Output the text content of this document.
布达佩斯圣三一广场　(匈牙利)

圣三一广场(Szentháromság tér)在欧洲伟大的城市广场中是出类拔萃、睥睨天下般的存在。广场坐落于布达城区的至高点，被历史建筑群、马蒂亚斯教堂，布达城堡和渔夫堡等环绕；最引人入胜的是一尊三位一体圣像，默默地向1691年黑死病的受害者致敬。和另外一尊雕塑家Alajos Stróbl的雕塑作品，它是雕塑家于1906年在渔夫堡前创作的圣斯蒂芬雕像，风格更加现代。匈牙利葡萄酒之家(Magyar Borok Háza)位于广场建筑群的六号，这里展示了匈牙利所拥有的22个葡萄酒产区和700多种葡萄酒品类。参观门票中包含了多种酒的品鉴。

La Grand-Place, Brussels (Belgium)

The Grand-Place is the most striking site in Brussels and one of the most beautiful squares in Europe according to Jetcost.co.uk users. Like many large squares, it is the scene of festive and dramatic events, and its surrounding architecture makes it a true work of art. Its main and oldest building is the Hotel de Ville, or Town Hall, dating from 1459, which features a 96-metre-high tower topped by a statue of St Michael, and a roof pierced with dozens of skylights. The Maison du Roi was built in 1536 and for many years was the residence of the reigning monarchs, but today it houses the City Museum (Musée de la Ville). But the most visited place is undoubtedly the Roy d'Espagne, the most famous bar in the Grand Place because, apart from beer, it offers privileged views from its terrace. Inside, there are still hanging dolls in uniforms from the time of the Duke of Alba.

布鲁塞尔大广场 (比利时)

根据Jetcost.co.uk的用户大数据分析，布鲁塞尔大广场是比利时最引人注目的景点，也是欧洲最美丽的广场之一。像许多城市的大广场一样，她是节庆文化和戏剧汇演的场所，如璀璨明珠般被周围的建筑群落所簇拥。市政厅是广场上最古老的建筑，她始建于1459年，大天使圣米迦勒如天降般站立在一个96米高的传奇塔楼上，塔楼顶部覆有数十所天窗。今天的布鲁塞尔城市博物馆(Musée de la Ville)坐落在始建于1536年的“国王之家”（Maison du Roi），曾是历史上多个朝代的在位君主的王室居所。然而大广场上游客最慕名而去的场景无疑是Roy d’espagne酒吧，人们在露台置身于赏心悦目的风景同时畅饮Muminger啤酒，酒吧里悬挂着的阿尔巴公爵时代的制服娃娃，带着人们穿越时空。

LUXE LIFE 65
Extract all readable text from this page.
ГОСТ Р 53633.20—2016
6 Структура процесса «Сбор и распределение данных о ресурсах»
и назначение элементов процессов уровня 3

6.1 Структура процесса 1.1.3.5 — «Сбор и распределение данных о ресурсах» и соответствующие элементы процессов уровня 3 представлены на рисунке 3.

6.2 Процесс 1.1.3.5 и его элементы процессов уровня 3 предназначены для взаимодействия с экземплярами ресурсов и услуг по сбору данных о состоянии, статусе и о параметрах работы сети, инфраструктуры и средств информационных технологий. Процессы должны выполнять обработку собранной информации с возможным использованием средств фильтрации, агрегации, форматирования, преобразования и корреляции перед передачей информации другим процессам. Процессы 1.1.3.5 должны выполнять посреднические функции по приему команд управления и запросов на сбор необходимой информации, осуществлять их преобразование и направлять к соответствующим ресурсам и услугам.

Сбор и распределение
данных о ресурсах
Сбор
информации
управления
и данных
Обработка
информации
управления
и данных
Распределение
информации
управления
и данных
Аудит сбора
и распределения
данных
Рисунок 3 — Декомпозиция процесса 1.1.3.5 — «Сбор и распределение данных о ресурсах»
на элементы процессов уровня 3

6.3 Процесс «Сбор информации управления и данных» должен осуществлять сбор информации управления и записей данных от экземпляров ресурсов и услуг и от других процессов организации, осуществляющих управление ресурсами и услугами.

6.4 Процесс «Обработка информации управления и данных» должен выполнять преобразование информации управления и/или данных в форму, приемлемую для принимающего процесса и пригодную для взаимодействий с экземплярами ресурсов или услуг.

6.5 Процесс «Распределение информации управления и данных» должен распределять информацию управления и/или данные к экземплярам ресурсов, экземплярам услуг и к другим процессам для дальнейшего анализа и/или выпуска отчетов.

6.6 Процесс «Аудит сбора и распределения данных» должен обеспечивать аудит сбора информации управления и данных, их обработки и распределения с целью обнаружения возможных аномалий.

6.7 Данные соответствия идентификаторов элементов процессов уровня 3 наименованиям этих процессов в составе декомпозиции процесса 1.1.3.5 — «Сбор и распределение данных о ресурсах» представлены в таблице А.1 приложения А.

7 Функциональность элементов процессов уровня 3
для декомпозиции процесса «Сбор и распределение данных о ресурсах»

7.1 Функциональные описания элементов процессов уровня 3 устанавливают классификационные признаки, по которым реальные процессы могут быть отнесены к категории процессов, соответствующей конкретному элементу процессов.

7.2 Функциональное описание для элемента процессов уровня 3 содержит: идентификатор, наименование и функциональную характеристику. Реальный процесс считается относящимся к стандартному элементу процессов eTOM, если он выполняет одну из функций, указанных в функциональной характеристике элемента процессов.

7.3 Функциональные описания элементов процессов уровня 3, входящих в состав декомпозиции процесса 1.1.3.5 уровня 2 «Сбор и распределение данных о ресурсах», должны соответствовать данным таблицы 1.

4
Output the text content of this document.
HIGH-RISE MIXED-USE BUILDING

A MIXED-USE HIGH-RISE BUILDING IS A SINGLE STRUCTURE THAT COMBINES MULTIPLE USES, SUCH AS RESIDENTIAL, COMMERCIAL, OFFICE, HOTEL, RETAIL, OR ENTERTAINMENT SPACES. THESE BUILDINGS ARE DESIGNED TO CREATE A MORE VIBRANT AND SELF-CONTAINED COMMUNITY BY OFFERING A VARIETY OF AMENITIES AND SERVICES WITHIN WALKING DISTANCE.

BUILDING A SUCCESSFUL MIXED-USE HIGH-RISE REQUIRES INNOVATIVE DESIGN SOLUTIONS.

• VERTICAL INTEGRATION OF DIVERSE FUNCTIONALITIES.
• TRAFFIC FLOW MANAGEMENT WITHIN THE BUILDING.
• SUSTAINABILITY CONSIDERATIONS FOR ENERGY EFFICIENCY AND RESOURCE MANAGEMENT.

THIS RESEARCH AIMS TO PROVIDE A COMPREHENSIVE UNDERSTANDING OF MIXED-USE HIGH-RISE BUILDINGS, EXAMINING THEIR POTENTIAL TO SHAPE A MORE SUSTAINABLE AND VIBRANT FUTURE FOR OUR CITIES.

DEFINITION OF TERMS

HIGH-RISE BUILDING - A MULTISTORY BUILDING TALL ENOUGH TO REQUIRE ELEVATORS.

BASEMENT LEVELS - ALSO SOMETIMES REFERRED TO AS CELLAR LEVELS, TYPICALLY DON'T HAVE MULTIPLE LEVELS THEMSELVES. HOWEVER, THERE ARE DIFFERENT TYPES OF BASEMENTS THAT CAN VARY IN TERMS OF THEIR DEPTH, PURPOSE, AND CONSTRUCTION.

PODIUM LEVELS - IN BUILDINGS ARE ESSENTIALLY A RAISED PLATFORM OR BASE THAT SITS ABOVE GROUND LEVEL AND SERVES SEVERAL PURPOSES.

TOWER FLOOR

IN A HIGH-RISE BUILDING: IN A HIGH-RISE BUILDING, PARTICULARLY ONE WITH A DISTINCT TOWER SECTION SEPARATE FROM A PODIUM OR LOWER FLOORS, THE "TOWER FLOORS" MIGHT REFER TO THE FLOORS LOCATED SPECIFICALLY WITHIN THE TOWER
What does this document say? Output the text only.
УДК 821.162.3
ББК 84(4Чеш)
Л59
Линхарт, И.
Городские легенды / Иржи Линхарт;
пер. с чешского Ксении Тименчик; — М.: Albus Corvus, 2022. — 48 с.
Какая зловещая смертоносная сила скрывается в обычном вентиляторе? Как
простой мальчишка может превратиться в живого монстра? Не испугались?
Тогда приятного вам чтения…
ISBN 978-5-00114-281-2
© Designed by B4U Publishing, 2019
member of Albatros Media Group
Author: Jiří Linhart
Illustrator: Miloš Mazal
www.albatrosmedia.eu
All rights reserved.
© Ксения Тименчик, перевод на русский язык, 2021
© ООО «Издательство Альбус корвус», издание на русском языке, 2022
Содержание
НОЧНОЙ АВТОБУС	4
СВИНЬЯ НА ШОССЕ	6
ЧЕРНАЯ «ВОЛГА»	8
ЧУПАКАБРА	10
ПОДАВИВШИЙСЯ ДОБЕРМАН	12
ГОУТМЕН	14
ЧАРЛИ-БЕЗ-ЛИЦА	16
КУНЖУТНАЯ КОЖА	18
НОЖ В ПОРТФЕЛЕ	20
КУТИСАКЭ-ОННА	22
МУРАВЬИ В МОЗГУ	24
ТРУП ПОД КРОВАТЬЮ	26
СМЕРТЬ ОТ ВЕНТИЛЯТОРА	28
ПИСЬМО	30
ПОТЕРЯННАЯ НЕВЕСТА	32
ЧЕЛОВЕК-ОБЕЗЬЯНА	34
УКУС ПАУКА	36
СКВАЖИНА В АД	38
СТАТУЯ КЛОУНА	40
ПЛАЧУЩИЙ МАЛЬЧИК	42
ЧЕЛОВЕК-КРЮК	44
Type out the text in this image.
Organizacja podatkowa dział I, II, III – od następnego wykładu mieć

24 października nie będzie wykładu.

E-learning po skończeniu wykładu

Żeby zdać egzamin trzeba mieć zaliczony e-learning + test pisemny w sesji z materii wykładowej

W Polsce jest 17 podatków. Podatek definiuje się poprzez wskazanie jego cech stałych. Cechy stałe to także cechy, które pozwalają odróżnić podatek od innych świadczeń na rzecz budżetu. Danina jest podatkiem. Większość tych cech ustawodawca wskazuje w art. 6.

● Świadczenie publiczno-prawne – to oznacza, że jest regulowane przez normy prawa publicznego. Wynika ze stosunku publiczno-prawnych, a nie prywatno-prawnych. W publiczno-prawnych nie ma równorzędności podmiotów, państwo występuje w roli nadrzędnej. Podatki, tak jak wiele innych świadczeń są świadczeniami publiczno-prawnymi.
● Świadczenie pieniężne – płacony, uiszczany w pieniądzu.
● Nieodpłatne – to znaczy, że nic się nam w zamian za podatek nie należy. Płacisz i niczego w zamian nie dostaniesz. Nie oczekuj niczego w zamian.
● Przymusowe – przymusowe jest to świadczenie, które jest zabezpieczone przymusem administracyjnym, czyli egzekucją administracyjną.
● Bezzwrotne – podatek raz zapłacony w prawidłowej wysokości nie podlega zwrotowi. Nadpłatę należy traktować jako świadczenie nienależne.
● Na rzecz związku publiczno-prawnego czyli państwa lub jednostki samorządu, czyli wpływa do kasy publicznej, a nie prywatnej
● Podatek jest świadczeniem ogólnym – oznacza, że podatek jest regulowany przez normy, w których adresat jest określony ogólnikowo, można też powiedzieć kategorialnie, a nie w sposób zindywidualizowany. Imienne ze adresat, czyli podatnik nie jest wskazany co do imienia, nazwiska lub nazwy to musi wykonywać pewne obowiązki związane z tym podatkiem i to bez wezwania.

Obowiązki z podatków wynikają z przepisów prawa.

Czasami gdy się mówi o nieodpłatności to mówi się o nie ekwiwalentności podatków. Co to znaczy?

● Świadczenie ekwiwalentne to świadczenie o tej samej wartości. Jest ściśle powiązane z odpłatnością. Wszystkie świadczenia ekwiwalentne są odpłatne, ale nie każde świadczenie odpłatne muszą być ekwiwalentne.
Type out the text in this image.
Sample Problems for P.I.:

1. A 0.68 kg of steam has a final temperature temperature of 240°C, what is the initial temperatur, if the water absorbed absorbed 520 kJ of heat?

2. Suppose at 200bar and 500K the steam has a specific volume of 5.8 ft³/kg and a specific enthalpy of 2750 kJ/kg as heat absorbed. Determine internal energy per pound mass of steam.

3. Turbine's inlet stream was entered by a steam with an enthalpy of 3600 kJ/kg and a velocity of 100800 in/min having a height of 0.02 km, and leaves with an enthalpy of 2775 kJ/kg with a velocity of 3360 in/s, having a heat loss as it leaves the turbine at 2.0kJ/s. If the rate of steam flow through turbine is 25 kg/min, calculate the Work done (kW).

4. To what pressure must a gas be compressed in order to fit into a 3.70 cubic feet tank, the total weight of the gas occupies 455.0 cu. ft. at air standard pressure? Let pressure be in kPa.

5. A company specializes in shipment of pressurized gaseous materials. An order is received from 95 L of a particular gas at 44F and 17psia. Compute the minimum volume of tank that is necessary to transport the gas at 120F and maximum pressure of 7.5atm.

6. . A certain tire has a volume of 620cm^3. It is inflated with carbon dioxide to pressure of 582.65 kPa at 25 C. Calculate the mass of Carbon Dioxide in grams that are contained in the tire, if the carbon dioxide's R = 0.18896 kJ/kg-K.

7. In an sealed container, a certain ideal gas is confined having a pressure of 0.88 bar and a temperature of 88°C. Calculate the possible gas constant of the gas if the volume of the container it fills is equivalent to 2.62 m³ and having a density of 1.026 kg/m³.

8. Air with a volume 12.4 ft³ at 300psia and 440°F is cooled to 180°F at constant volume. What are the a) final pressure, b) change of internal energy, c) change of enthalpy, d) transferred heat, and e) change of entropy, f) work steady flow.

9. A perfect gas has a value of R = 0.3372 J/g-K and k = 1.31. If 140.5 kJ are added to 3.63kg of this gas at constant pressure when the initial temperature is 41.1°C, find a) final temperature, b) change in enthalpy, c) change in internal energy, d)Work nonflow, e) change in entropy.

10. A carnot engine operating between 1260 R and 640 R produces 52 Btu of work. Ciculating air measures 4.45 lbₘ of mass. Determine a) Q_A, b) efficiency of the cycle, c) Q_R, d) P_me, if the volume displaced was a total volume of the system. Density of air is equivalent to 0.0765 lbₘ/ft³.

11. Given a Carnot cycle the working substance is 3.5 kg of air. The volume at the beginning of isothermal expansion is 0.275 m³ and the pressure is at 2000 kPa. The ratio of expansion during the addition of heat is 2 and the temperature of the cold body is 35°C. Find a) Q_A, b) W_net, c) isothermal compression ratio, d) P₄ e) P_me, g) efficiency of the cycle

EXERCISE >>
Return the lines of the records that include the string "certain".

SOLUTION FOR THIS PROBLEM >>
6. . A certain tire has a volume of 620cm^3. It is inflated with carbon dioxide to pressure of 582.65 kPa at 25 C. Calculate the mass of Carbon Dioxide in grams that are contained in the tire, if the carbon dioxide's R = 0.18896 kJ/kg-K.
7. In an sealed container, a certain ideal gas is confined having a pressure of 0.88 bar and a temperature of 88°C. Calculate the possible gas constant of the gas if the volume of the container it fills is equivalent to 2.62 m³ and having a density of 1.026 kg/m³.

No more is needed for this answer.